Problem requirements
Each entry in the listing below should be restated word for word.

Input
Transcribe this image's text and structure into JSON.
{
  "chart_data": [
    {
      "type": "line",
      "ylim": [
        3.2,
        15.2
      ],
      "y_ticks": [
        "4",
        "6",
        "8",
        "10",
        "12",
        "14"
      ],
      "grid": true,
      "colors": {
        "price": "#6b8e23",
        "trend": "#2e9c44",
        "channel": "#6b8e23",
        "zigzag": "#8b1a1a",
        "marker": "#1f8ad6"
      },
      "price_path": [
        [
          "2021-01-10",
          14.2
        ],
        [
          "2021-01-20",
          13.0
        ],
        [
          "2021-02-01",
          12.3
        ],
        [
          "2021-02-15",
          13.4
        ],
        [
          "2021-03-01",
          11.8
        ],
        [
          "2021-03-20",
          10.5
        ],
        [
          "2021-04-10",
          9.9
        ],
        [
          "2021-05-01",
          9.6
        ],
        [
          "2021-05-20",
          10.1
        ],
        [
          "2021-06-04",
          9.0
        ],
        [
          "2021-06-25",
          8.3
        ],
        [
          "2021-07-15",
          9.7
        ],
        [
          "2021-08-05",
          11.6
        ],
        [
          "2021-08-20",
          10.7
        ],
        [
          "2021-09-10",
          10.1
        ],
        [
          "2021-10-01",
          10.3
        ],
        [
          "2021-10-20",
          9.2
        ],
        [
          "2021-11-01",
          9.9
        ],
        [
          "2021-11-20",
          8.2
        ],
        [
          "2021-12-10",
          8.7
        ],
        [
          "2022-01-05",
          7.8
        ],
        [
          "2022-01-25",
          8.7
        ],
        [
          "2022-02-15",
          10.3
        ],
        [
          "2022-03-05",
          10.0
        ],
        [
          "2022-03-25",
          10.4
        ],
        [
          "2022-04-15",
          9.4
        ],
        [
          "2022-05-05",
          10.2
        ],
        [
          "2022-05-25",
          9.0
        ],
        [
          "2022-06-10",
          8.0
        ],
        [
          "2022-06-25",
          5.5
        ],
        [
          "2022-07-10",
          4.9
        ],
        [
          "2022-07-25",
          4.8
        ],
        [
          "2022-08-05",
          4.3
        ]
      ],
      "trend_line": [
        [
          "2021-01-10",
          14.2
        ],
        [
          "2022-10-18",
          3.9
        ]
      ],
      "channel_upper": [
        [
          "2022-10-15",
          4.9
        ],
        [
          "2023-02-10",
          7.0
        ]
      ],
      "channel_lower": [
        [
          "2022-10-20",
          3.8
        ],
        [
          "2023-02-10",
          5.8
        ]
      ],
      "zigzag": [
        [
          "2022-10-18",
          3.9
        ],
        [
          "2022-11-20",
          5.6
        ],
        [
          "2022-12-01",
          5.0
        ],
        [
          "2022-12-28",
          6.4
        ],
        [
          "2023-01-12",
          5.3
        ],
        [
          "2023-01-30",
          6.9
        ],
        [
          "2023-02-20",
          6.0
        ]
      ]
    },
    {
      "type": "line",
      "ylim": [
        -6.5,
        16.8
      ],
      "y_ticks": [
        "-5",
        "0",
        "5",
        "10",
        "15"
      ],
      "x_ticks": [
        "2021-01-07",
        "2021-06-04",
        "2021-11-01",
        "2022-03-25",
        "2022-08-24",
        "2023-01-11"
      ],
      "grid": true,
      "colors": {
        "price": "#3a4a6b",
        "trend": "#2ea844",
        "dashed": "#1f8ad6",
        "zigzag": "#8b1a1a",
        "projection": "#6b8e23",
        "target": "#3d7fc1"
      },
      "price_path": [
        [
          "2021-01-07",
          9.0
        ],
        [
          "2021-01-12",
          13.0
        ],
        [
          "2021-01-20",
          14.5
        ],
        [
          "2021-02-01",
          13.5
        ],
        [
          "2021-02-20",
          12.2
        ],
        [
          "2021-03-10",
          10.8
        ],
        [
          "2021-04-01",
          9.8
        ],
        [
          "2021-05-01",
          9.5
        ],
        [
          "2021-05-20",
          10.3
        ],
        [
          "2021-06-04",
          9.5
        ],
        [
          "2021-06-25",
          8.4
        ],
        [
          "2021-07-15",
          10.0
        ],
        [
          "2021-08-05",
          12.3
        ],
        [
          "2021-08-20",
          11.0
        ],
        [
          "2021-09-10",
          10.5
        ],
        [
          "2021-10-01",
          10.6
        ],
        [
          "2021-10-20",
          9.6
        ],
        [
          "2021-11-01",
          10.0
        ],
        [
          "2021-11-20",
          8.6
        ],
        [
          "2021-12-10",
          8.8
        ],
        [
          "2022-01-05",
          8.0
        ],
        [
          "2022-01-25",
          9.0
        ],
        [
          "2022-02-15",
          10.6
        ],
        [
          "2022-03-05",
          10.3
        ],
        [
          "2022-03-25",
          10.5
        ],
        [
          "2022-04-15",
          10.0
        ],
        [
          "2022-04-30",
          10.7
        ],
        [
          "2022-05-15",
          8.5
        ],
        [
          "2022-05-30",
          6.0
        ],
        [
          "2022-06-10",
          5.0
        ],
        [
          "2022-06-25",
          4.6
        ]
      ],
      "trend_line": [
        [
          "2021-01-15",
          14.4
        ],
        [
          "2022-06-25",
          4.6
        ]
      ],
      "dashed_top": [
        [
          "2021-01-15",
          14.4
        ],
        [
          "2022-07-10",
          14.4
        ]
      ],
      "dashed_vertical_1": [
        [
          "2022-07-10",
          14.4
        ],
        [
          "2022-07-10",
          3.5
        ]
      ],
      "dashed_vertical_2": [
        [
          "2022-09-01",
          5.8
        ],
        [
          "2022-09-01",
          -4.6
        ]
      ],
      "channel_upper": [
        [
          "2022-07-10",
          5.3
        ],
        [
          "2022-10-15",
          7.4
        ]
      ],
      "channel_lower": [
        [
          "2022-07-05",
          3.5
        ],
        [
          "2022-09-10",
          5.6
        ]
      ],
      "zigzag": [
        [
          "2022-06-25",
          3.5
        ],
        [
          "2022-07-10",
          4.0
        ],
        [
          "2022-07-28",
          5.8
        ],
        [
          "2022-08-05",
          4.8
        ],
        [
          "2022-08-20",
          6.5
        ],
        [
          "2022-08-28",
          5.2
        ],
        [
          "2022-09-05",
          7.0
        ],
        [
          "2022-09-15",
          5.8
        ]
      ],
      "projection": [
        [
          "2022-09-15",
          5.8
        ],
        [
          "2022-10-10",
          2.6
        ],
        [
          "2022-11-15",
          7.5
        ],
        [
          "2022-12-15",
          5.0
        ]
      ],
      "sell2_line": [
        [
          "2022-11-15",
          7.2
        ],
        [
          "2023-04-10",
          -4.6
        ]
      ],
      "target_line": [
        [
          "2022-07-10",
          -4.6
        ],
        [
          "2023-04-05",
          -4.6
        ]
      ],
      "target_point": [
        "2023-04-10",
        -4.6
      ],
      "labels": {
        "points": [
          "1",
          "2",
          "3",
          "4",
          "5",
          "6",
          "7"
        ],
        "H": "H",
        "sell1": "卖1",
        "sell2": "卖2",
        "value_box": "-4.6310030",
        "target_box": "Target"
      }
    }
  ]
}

Exercise response
Transcribe this image's text and structure into JSON.
{
  "chart_data": [
    {
      "type": "line",
      "ylim": [
        3.2,
        15.2
      ],
      "y_ticks": [
        "4",
        "6",
        "8",
        "10",
        "12",
        "14"
      ],
      "grid": true,
      "colors": {
        "price": "#6b8e23",
        "trend": "#2e9c44",
        "channel": "#6b8e23",
        "zigzag": "#8b1a1a",
        "marker": "#1f8ad6"
      },
      "price_path": [
        [
          "2021-01-10",
          14.2
        ],
        [
          "2021-01-20",
          13.0
        ],
        [
          "2021-02-01",
          12.3
        ],
        [
          "2021-02-15",
          13.4
        ],
        [
          "2021-03-01",
          11.8
        ],
        [
          "2021-03-20",
          10.5
        ],
        [
          "2021-04-10",
          9.9
        ],
        [
          "2021-05-01",
          9.6
        ],
        [
          "2021-05-20",
          10.1
        ],
        [
          "2021-06-04",
          9.0
        ],
        [
          "2021-06-25",
          8.3
        ],
        [
          "2021-07-15",
          9.7
        ],
        [
          "2021-08-05",
          11.6
        ],
        [
          "2021-08-20",
          10.7
        ],
        [
          "2021-09-10",
          10.1
        ],
        [
          "2021-10-01",
          10.3
        ],
        [
          "2021-10-20",
          9.2
        ],
        [
          "2021-11-01",
          9.9
        ],
        [
          "2021-11-20",
          8.2
        ],
        [
          "2021-12-10",
          8.7
        ],
        [
          "2022-01-05",
          7.8
        ],
        [
          "2022-01-25",
          8.7
        ],
        [
          "2022-02-15",
          10.3
        ],
        [
          "2022-03-05",
          10.0
        ],
        [
          "2022-03-25",
          10.4
        ],
        [
          "2022-04-15",
          9.4
        ],
        [
          "2022-05-05",
          10.2
        ],
        [
          "2022-05-25",
          9.0
        ],
        [
          "2022-06-10",
          8.0
        ],
        [
          "2022-06-25",
          5.5
        ],
        [
          "2022-07-10",
          4.9
        ],
        [
          "2022-07-25",
          4.8
        ],
        [
          "2022-08-05",
          4.3
        ]
      ],
      "trend_line": [
        [
          "2021-01-10",
          14.2
        ],
        [
          "2022-10-18",
          3.9
        ]
      ],
      "channel_upper": [
        [
          "2022-10-15",
          4.9
        ],
        [
          "2023-02-10",
          7.0
        ]
      ],
      "channel_lower": [
        [
          "2022-10-20",
          3.8
        ],
        [
          "2023-02-10",
          5.8
        ]
      ],
      "zigzag": [
        [
          "2022-10-18",
          3.9
        ],
        [
          "2022-11-20",
          5.6
        ],
        [
          "2022-12-01",
          5.0
        ],
        [
          "2022-12-28",
          6.4
        ],
        [
          "2023-01-12",
          5.3
        ],
        [
          "2023-01-30",
          6.9
        ],
        [
          "2023-02-20",
          6.0
        ]
      ]
    },
    {
      "type": "line",
      "ylim": [
        -6.5,
        16.8
      ],
      "y_ticks": [
        "-5",
        "0",
        "5",
        "10",
        "15"
      ],
      "x_ticks": [
        "2021-01-07",
        "2021-06-04",
        "2021-11-01",
        "2022-03-25",
        "2022-08-24",
        "2023-01-11"
      ],
      "grid": true,
      "colors": {
        "price": "#3a4a6b",
        "trend": "#2ea844",
        "dashed": "#1f8ad6",
        "zigzag": "#8b1a1a",
        "projection": "#6b8e23",
        "target": "#3d7fc1"
      },
      "price_path": [
        [
          "2021-01-07",
          9.0
        ],
        [
          "2021-01-12",
          13.0
        ],
        [
          "2021-01-20",
          14.5
        ],
        [
          "2021-02-01",
          13.5
        ],
        [
          "2021-02-20",
          12.2
        ],
        [
          "2021-03-10",
          10.8
        ],
        [
          "2021-04-01",
          9.8
        ],
        [
          "2021-05-01",
          9.5
        ],
        [
          "2021-05-20",
          10.3
        ],
        [
          "2021-06-04",
          9.5
        ],
        [
          "2021-06-25",
          8.4
        ],
        [
          "2021-07-15",
          10.0
        ],
        [
          "2021-08-05",
          12.3
        ],
        [
          "2021-08-20",
          11.0
        ],
        [
          "2021-09-10",
          10.5
        ],
        [
          "2021-10-01",
          10.6
        ],
        [
          "2021-10-20",
          9.6
        ],
        [
          "2021-11-01",
          10.0
        ],
        [
          "2021-11-20",
          8.6
        ],
        [
          "2021-12-10",
          8.8
        ],
        [
          "2022-01-05",
          8.0
        ],
        [
          "2022-01-25",
          9.0
        ],
        [
          "2022-02-15",
          10.6
        ],
        [
          "2022-03-05",
          10.3
        ],
        [
          "2022-03-25",
          10.5
        ],
        [
          "2022-04-15",
          10.0
        ],
        [
          "2022-04-30",
          10.7
        ],
        [
          "2022-05-15",
          8.5
        ],
        [
          "2022-05-30",
          6.0
        ],
        [
          "2022-06-10",
          5.0
        ],
        [
          "2022-06-25",
          4.6
        ]
      ],
      "trend_line": [
        [
          "2021-01-15",
          14.4
        ],
        [
          "2022-06-25",
          4.6
        ]
      ],
      "dashed_top": [
        [
          "2021-01-15",
          14.4
        ],
        [
          "2022-07-10",
          14.4
        ]
      ],
      "dashed_vertical_1": [
        [
          "2022-07-10",
          14.4
        ],
        [
          "2022-07-10",
          3.5
        ]
      ],
      "dashed_vertical_2": [
        [
          "2022-09-01",
          5.8
        ],
        [
          "2022-09-01",
          -4.6
        ]
      ],
      "channel_upper": [
        [
          "2022-07-10",
          5.3
        ],
        [
          "2022-10-15",
          7.4
        ]
      ],
      "channel_lower": [
        [
          "2022-07-05",
          3.5
        ],
        [
          "2022-09-10",
          5.6
        ]
      ],
      "zigzag": [
        [
          "2022-06-25",
          3.5
        ],
        [
          "2022-07-10",
          4.0
        ],
        [
          "2022-07-28",
          5.8
        ],
        [
          "2022-08-05",
          4.8
        ],
        [
          "2022-08-20",
          6.5
        ],
        [
          "2022-08-28",
          5.2
        ],
        [
          "2022-09-05",
          7.0
        ],
        [
          "2022-09-15",
          5.8
        ]
      ],
      "projection": [
        [
          "2022-09-15",
          5.8
        ],
        [
          "2022-10-10",
          2.6
        ],
        [
          "2022-11-15",
          7.5
        ],
        [
          "2022-12-15",
          5.0
        ]
      ],
      "sell2_line": [
        [
          "2022-11-15",
          7.2
        ],
        [
          "2023-04-10",
          -4.6
        ]
      ],
      "target_line": [
        [
          "2022-07-10",
          -4.6
        ],
        [
          "2023-04-05",
          -4.6
        ]
      ],
      "target_point": [
        "2023-04-10",
        -4.6
      ],
      "labels": {
        "points": [
          "1",
          "2",
          "3",
          "4",
          "5",
          "6",
          "7"
        ],
        "H": "H",
        "sell1": "卖1",
        "sell2": "卖2",
        "value_box": "-4.6310030",
        "target_box": "Target"
      }
    }
  ]
}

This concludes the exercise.